— Data lines —
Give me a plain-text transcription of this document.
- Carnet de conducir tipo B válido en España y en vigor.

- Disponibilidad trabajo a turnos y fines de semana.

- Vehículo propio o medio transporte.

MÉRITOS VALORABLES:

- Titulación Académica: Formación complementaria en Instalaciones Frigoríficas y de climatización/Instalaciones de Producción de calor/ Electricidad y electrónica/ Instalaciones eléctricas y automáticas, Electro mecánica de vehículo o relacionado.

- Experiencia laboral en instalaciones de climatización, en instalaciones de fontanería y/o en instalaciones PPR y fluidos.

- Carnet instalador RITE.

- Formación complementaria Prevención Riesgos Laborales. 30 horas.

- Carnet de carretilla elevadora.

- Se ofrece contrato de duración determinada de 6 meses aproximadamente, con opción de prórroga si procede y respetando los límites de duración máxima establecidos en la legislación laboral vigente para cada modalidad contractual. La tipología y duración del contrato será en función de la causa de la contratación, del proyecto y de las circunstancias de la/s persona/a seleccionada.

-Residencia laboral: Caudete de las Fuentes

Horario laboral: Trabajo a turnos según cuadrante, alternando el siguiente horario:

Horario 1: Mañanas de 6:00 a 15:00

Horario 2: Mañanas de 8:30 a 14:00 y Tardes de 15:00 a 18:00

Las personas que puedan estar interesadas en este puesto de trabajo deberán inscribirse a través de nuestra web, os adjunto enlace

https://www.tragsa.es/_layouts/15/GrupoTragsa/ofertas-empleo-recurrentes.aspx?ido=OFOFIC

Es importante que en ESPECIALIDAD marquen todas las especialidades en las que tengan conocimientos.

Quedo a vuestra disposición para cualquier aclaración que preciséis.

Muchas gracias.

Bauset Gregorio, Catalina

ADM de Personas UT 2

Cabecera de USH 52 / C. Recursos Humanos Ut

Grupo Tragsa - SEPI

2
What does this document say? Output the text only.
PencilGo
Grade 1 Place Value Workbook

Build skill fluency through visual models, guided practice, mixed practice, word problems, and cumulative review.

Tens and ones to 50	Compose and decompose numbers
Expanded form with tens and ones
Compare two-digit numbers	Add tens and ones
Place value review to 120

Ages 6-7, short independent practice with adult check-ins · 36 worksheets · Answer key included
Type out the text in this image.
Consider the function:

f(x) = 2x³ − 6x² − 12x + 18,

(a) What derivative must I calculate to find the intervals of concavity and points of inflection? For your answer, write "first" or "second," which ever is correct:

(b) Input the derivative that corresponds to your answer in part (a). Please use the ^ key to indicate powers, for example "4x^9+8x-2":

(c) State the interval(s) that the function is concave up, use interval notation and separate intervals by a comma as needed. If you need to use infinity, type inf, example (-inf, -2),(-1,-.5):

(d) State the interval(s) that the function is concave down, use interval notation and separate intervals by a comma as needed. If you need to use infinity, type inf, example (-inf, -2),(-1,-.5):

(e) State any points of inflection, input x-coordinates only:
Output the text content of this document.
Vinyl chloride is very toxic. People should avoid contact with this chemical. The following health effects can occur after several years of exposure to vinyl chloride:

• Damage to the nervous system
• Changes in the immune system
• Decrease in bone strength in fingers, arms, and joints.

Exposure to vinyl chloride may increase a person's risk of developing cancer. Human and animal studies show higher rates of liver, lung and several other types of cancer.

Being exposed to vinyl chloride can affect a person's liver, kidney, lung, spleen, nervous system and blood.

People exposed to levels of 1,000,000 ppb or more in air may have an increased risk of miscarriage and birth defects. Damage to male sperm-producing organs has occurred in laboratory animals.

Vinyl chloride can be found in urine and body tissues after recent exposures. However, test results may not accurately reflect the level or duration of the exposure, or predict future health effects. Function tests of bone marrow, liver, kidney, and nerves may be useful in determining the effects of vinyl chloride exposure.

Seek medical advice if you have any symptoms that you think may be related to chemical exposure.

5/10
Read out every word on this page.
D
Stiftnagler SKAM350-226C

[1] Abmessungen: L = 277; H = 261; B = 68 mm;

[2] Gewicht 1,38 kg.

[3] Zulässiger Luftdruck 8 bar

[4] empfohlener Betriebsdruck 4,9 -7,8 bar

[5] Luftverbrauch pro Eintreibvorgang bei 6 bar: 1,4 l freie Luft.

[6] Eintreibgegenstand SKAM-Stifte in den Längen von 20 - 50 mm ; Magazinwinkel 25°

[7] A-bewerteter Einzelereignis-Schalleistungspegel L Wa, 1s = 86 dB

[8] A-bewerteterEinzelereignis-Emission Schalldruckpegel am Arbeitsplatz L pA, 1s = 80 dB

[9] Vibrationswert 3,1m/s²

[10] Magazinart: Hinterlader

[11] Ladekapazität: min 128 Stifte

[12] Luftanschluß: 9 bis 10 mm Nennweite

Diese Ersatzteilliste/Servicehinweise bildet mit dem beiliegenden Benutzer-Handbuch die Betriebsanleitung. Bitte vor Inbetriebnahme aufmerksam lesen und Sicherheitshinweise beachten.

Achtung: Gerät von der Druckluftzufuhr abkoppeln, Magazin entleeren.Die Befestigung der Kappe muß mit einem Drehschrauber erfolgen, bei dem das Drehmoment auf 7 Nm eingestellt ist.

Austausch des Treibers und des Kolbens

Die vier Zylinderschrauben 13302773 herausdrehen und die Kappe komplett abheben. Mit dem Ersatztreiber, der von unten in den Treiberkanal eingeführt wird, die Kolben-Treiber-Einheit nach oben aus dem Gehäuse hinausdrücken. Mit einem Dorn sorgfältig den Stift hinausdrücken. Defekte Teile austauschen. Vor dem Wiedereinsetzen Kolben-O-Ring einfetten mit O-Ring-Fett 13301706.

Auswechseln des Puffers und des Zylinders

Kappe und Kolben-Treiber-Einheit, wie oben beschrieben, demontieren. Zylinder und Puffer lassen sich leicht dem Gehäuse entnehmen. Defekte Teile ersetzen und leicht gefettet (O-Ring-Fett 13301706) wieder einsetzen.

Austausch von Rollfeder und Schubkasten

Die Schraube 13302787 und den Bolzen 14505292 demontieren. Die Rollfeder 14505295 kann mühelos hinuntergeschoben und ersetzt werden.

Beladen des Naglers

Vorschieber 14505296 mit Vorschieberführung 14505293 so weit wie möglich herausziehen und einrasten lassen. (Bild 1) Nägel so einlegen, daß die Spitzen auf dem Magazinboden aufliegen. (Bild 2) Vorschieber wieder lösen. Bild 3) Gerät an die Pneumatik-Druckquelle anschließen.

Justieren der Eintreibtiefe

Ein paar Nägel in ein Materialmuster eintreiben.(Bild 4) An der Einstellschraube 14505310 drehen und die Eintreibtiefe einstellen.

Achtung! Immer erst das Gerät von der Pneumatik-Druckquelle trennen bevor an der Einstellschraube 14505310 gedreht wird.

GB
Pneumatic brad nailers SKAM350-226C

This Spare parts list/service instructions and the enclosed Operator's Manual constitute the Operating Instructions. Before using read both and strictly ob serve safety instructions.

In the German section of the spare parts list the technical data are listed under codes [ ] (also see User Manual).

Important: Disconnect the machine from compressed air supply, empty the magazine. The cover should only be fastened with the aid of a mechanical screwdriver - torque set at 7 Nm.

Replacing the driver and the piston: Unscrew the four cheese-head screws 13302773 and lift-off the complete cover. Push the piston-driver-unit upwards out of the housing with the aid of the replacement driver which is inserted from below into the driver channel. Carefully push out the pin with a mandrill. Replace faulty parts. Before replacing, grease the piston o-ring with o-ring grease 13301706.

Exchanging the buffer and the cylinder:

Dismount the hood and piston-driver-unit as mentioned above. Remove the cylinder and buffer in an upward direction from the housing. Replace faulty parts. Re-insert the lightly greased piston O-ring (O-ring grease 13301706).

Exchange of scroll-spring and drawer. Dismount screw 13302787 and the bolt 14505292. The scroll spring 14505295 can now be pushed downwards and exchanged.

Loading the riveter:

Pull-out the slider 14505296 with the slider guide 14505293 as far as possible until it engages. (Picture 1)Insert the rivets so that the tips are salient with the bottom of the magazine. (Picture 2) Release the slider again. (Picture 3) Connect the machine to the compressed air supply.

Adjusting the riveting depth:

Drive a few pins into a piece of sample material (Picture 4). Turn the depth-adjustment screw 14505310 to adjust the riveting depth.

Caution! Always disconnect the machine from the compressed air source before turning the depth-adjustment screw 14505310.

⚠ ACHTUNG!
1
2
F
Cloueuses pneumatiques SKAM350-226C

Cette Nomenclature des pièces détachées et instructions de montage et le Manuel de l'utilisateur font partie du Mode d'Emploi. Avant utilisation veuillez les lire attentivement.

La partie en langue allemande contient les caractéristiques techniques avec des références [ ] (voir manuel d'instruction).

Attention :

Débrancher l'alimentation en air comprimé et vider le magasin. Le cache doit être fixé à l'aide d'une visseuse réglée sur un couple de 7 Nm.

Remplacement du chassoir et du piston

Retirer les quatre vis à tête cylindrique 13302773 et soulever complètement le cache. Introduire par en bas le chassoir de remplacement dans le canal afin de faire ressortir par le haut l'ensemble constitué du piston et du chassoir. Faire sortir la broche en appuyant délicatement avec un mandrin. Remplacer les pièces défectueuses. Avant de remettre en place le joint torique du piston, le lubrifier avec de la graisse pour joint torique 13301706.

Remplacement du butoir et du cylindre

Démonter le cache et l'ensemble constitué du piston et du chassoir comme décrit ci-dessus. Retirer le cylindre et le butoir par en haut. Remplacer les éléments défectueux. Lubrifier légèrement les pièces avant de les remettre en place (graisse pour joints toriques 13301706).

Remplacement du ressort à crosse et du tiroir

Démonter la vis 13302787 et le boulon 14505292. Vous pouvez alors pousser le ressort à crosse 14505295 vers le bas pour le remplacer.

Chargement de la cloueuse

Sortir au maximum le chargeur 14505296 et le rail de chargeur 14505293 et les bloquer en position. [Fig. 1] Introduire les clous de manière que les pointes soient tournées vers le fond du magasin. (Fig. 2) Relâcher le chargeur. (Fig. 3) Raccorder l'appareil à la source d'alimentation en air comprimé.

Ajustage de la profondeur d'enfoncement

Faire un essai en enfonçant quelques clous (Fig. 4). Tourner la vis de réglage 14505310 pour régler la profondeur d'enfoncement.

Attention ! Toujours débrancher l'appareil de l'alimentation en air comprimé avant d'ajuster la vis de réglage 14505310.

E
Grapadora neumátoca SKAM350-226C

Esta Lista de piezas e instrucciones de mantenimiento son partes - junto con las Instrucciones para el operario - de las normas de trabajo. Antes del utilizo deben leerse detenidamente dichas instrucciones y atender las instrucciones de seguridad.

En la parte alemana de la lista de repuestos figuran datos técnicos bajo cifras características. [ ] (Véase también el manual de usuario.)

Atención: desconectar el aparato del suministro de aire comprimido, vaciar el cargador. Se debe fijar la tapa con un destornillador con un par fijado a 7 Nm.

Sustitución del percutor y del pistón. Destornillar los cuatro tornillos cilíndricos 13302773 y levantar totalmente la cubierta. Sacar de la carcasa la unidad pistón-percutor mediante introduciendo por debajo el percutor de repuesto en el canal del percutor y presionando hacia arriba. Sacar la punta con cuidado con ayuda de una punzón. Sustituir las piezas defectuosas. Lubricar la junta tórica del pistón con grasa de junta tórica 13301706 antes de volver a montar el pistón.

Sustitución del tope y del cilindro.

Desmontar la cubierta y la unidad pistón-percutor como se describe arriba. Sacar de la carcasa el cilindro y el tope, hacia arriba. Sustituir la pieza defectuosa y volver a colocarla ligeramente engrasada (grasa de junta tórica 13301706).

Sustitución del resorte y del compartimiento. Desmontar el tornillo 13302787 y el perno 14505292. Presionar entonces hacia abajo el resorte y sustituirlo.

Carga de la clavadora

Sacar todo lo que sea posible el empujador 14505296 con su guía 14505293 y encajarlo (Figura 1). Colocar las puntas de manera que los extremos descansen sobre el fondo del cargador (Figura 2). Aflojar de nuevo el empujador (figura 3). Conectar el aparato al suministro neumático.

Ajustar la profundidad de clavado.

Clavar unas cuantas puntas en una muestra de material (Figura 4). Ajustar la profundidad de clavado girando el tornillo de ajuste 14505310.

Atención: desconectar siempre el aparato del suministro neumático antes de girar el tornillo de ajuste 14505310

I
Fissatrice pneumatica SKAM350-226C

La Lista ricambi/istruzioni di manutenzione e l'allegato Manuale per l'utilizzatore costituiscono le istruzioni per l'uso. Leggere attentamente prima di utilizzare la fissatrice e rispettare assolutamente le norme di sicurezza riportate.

— Short task —
From the data, pick out every line that includes "réglage".

— Problem solution —
Faire un essai en enfonçant quelques clous (Fig. 4). Tourner la vis de réglage 14505310 pour régler la profondeur d'enfoncement.
Attention ! Toujours débrancher l'appareil de l'alimentation en air comprimé avant d'ajuster la vis de réglage 14505310.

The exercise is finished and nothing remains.